What to do = Lines containing the word "Save" should be extracted in full.

+ + +

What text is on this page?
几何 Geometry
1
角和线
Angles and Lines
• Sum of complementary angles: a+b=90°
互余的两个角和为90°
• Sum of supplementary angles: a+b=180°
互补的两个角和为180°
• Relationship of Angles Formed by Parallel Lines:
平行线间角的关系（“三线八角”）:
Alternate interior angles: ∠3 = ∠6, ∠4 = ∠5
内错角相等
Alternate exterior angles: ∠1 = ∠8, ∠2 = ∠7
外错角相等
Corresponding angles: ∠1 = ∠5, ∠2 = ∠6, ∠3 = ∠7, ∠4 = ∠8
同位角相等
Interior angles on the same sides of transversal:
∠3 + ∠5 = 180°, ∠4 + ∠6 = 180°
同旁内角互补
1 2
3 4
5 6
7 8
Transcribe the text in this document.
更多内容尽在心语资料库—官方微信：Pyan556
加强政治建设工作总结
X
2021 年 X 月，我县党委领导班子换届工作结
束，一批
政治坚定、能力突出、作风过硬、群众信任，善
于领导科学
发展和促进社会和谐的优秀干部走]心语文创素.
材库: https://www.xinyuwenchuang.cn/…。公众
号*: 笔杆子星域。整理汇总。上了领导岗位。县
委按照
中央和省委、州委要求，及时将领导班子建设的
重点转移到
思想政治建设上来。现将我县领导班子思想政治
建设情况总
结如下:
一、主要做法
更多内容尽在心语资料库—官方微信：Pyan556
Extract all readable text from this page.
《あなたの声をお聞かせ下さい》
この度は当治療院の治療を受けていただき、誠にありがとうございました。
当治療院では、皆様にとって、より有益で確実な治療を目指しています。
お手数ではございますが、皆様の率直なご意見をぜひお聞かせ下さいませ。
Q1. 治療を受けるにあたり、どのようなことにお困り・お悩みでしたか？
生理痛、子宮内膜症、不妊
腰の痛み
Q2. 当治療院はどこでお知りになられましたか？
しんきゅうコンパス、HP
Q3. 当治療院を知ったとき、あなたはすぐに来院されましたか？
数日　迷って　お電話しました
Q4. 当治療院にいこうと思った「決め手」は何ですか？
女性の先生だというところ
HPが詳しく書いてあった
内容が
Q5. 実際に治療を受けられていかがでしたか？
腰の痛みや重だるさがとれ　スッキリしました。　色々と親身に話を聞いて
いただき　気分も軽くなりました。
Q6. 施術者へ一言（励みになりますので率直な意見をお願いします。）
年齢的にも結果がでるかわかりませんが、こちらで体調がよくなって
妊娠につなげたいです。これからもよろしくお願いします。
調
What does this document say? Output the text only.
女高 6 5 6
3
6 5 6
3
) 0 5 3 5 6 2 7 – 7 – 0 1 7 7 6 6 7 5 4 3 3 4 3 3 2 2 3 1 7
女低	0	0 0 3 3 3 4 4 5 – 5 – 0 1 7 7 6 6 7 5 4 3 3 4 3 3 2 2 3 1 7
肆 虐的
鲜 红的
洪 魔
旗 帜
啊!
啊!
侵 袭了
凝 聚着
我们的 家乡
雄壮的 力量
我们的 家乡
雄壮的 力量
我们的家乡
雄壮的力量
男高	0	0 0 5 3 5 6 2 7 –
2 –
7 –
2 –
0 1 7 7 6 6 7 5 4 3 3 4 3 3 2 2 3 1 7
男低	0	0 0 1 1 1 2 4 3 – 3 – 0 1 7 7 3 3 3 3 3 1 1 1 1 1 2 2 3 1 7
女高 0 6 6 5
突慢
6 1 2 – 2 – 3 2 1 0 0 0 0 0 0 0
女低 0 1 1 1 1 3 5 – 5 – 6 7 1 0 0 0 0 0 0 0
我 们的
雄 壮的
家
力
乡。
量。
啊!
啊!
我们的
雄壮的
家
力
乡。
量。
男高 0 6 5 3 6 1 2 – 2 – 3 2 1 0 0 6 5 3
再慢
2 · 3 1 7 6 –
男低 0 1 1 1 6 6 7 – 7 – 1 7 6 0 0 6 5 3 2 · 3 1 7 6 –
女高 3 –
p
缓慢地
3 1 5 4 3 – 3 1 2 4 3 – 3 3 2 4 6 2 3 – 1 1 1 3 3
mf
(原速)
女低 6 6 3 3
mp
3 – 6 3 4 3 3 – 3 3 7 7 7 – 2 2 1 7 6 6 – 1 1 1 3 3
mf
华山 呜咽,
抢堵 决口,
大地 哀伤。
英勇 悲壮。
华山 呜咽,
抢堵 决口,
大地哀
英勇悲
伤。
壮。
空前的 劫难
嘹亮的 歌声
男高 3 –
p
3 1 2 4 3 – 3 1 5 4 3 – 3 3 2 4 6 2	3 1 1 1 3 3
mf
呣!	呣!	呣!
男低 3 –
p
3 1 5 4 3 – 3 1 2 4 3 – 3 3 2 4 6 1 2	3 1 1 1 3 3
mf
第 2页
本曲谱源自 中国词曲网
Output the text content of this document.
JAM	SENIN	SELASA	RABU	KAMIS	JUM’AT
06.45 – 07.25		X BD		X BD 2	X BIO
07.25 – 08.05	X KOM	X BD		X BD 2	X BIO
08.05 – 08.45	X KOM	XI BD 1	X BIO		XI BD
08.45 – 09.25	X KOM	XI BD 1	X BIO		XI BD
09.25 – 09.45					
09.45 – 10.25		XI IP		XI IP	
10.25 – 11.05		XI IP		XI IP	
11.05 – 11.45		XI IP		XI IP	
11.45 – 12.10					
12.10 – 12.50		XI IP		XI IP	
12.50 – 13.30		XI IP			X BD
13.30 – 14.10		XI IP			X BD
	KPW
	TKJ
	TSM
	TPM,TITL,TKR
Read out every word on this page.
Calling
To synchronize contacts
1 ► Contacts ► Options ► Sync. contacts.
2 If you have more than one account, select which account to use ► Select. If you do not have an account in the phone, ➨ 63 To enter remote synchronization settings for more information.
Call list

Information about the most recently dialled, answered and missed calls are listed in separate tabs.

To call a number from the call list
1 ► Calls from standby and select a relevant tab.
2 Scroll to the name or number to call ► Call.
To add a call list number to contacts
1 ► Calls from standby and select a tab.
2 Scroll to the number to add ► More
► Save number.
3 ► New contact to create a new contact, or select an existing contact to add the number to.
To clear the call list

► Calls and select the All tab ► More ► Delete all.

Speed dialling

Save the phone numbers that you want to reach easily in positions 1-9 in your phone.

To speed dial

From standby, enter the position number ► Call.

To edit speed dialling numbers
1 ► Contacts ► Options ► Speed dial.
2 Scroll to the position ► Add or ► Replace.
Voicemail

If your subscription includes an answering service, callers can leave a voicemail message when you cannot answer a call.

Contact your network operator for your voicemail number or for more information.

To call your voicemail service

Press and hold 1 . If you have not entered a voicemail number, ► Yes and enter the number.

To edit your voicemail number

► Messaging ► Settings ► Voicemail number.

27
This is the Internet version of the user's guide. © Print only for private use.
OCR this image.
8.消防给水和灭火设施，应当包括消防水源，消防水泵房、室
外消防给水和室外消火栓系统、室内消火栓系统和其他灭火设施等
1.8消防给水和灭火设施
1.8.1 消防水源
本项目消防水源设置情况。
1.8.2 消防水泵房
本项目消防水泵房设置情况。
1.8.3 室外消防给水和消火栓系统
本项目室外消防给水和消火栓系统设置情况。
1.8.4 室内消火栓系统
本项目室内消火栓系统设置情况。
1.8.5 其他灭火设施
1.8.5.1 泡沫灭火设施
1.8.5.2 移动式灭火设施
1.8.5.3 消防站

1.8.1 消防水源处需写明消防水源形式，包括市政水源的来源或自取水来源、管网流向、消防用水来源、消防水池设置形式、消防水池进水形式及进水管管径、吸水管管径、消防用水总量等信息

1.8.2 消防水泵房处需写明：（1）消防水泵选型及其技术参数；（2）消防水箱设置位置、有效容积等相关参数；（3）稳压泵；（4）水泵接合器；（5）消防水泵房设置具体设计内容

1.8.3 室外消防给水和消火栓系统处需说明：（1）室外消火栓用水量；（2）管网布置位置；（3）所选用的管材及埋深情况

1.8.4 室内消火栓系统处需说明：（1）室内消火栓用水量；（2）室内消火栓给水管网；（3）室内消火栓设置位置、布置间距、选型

+ + +

Solved problem =
► Save number.
Save the phone numbers that you want to reach easily in positions 1-9 in your phone.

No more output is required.